# Exercise prompt:
Skip every picture and transcribe the remaining material exactly.
---*---
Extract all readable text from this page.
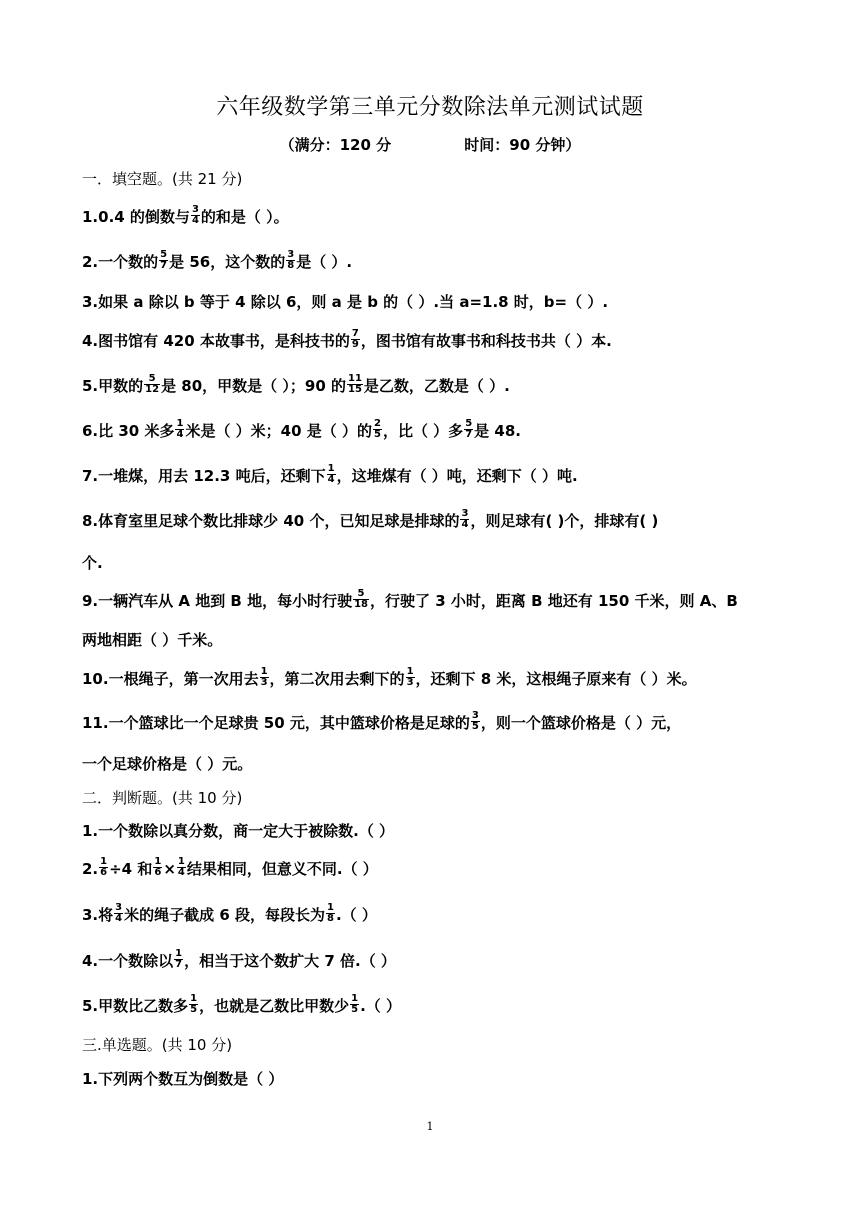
六年级数学第三单元分数除法单元测试试题
（满分：120 分              时间：90 分钟）
一．填空题。(共 21 分)
1.0.4 的倒数与 $\frac{3}{4}$ 的和是（ ）。
2.一个数的 $\frac{5}{7}$ 是 56，这个数的 $\frac{3}{8}$ 是（ ）.
3.如果 a 除以 b 等于 4 除以 6，则 a 是 b 的（ ）.当 a=1.8 时，b=（ ）.
4.图书馆有 420 本故事书，是科技书的 $\frac{7}{9}$ ，图书馆有故事书和科技书共（ ）本.
5.甲数的 $\frac{5}{12}$ 是 80，甲数是（ ）；90 的 $\frac{11}{15}$ 是乙数，乙数是（ ）.
6.比 30 米多 $\frac{1}{4}$ 米是（ ）米；40 是（ ）的 $\frac{2}{5}$ ，比（ ）多 $\frac{5}{7}$ 是 48.
7.一堆煤，用去 12.3 吨后，还剩下 $\frac{1}{4}$ ，这堆煤有（ ）吨，还剩下（ ）吨.
8.体育室里足球个数比排球少 40 个，已知足球是排球的 $\frac{3}{4}$ ，则足球有( )个，排球有( )
个.
9.一辆汽车从 A 地到 B 地，每小时行驶 $\frac{5}{18}$ ，行驶了 3 小时，距离 B 地还有 150 千米，则 A、B
两地相距（ ）千米。
10.一根绳子，第一次用去 $\frac{1}{3}$ ，第二次用去剩下的 $\frac{1}{3}$ ，还剩下 8 米，这根绳子原来有（ ）米。
11.一个篮球比一个足球贵 50 元，其中篮球价格是足球的 $\frac{3}{5}$ ，则一个篮球价格是（ ）元，
一个足球价格是（ ）元。
二．判断题。(共 10 分)
1.一个数除以真分数，商一定大于被除数.（ ）
2. $\frac{1}{6} \div 4$ 和 $\frac{1}{6} \times \frac{1}{4}$ 结果相同，但意义不同.（ ）
3.将 $\frac{3}{4}$ 米的绳子截成 6 段，每段长为 $\frac{1}{8}$ .（ ）
4.一个数除以 $\frac{1}{7}$ ，相当于这个数扩大 7 倍.（ ）
5.甲数比乙数多 $\frac{1}{5}$ ，也就是乙数比甲数少 $\frac{1}{5}$ .（ ）
三.单选题。(共 10 分)
1.下列两个数互为倒数是（ ）
1
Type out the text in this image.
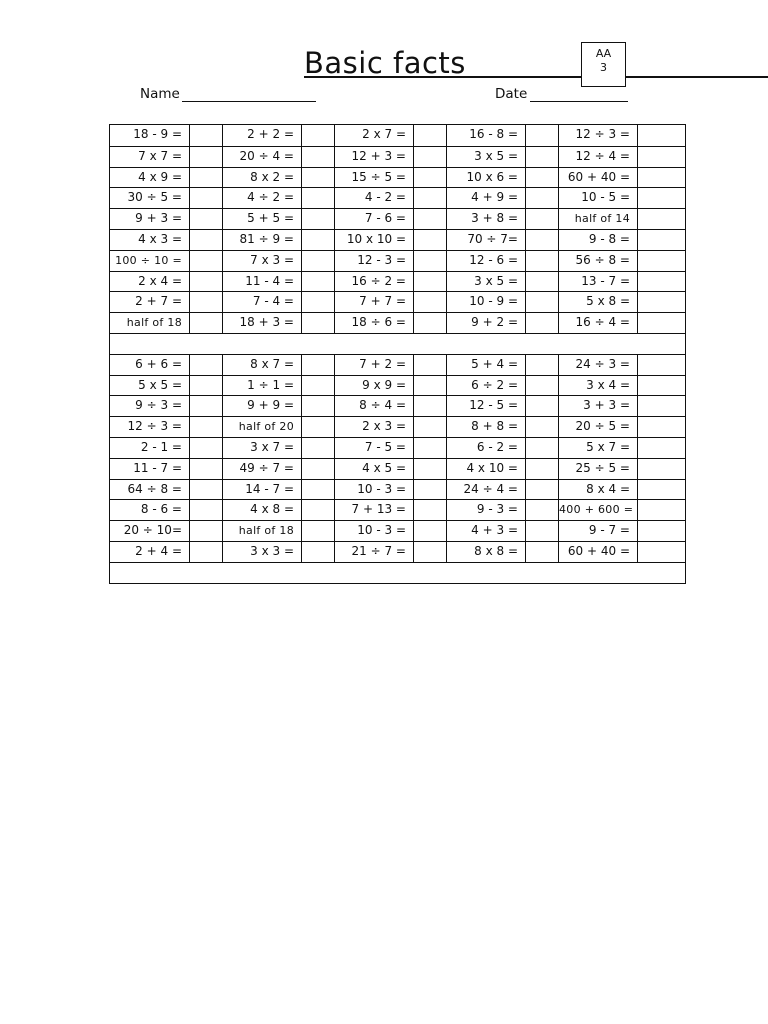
Basic facts	AA
3
Name	Date
18 - 9 =	2 + 2 =	2 x 7 =	16 - 8 =	12 ÷ 3 =
7 x 7 =	20 ÷ 4 =	12 + 3 =	3 x 5 =	12 ÷ 4 =
4 x 9 =	8 x 2 =	15 ÷ 5 =	10 x 6 =	60 + 40 =
30 ÷ 5 =	4 ÷ 2 =	4 - 2 =	4 + 9 =	10 - 5 =
9 + 3 =	5 + 5 =	7 - 6 =	3 + 8 =	half of 14
4 x 3 =	81 ÷ 9 =	10 x 10 =	70 ÷ 7=	9 - 8 =
100 ÷ 10 =	7 x 3 =	12 - 3 =	12 - 6 =	56 ÷ 8 =
2 x 4 =	11 - 4 =	16 ÷ 2 =	3 x 5 =	13 - 7 =
2 + 7 =	7 - 4 =	7 + 7 =	10 - 9 =	5 x 8 =
half of 18	18 + 3 =	18 ÷ 6 =	9 + 2 =	16 ÷ 4 =
6 + 6 =	8 x 7 =	7 + 2 =	5 + 4 =	24 ÷ 3 =
5 x 5 =	1 ÷ 1 =	9 x 9 =	6 ÷ 2 =	3 x 4 =
9 ÷ 3 =	9 + 9 =	8 ÷ 4 =	12 - 5 =	3 + 3 =
12 ÷ 3 =	half of 20	2 x 3 =	8 + 8 =	20 ÷ 5 =
2 - 1 =	3 x 7 =	7 - 5 =	6 - 2 =	5 x 7 =
11 - 7 =	49 ÷ 7 =	4 x 5 =	4 x 10 =	25 ÷ 5 =
64 ÷ 8 =	14 - 7 =	10 - 3 =	24 ÷ 4 =	8 x 4 =
8 - 6 =	4 x 8 =	7 + 13 =	9 - 3 =	400 + 600 =
20 ÷ 10=	half of 18	10 - 3 =	4 + 3 =	9 - 7 =
2 + 4 =	3 x 3 =	21 ÷ 7 =	8 x 8 =	60 + 40 =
---*---
# The result:
Extract all readable text from this page.
六年级数学第三单元分数除法单元测试试题
（满分：120 分              时间：90 分钟）
一．填空题。(共 21 分)
1.0.4 的倒数与 $\frac{3}{4}$ 的和是（ ）。
2.一个数的 $\frac{5}{7}$ 是 56，这个数的 $\frac{3}{8}$ 是（ ）.
3.如果 a 除以 b 等于 4 除以 6，则 a 是 b 的（ ）.当 a=1.8 时，b=（ ）.
4.图书馆有 420 本故事书，是科技书的 $\frac{7}{9}$ ，图书馆有故事书和科技书共（ ）本.
5.甲数的 $\frac{5}{12}$ 是 80，甲数是（ ）；90 的 $\frac{11}{15}$ 是乙数，乙数是（ ）.
6.比 30 米多 $\frac{1}{4}$ 米是（ ）米；40 是（ ）的 $\frac{2}{5}$ ，比（ ）多 $\frac{5}{7}$ 是 48.
7.一堆煤，用去 12.3 吨后，还剩下 $\frac{1}{4}$ ，这堆煤有（ ）吨，还剩下（ ）吨.
8.体育室里足球个数比排球少 40 个，已知足球是排球的 $\frac{3}{4}$ ，则足球有( )个，排球有( )
个.
9.一辆汽车从 A 地到 B 地，每小时行驶 $\frac{5}{18}$ ，行驶了 3 小时，距离 B 地还有 150 千米，则 A、B
两地相距（ ）千米。
10.一根绳子，第一次用去 $\frac{1}{3}$ ，第二次用去剩下的 $\frac{1}{3}$ ，还剩下 8 米，这根绳子原来有（ ）米。
11.一个篮球比一个足球贵 50 元，其中篮球价格是足球的 $\frac{3}{5}$ ，则一个篮球价格是（ ）元，
一个足球价格是（ ）元。
二．判断题。(共 10 分)
1.一个数除以真分数，商一定大于被除数.（ ）
2. $\frac{1}{6} \div 4$ 和 $\frac{1}{6} \times \frac{1}{4}$ 结果相同，但意义不同.（ ）
3.将 $\frac{3}{4}$ 米的绳子截成 6 段，每段长为 $\frac{1}{8}$ .（ ）
4.一个数除以 $\frac{1}{7}$ ，相当于这个数扩大 7 倍.（ ）
5.甲数比乙数多 $\frac{1}{5}$ ，也就是乙数比甲数少 $\frac{1}{5}$ .（ ）
三.单选题。(共 10 分)
1.下列两个数互为倒数是（ ）
1
Type out the text in this image.
Basic facts	AA
3
Name	Date
18 - 9 =	2 + 2 =	2 x 7 =	16 - 8 =	12 ÷ 3 =
7 x 7 =	20 ÷ 4 =	12 + 3 =	3 x 5 =	12 ÷ 4 =
4 x 9 =	8 x 2 =	15 ÷ 5 =	10 x 6 =	60 + 40 =
30 ÷ 5 =	4 ÷ 2 =	4 - 2 =	4 + 9 =	10 - 5 =
9 + 3 =	5 + 5 =	7 - 6 =	3 + 8 =	half of 14
4 x 3 =	81 ÷ 9 =	10 x 10 =	70 ÷ 7=	9 - 8 =
100 ÷ 10 =	7 x 3 =	12 - 3 =	12 - 6 =	56 ÷ 8 =
2 x 4 =	11 - 4 =	16 ÷ 2 =	3 x 5 =	13 - 7 =
2 + 7 =	7 - 4 =	7 + 7 =	10 - 9 =	5 x 8 =
half of 18	18 + 3 =	18 ÷ 6 =	9 + 2 =	16 ÷ 4 =
6 + 6 =	8 x 7 =	7 + 2 =	5 + 4 =	24 ÷ 3 =
5 x 5 =	1 ÷ 1 =	9 x 9 =	6 ÷ 2 =	3 x 4 =
9 ÷ 3 =	9 + 9 =	8 ÷ 4 =	12 - 5 =	3 + 3 =
12 ÷ 3 =	half of 20	2 x 3 =	8 + 8 =	20 ÷ 5 =
2 - 1 =	3 x 7 =	7 - 5 =	6 - 2 =	5 x 7 =
11 - 7 =	49 ÷ 7 =	4 x 5 =	4 x 10 =	25 ÷ 5 =
64 ÷ 8 =	14 - 7 =	10 - 3 =	24 ÷ 4 =	8 x 4 =
8 - 6 =	4 x 8 =	7 + 13 =	9 - 3 =	400 + 600 =
20 ÷ 10=	half of 18	10 - 3 =	4 + 3 =	9 - 7 =
2 + 4 =	3 x 3 =	21 ÷ 7 =	8 x 8 =	60 + 40 =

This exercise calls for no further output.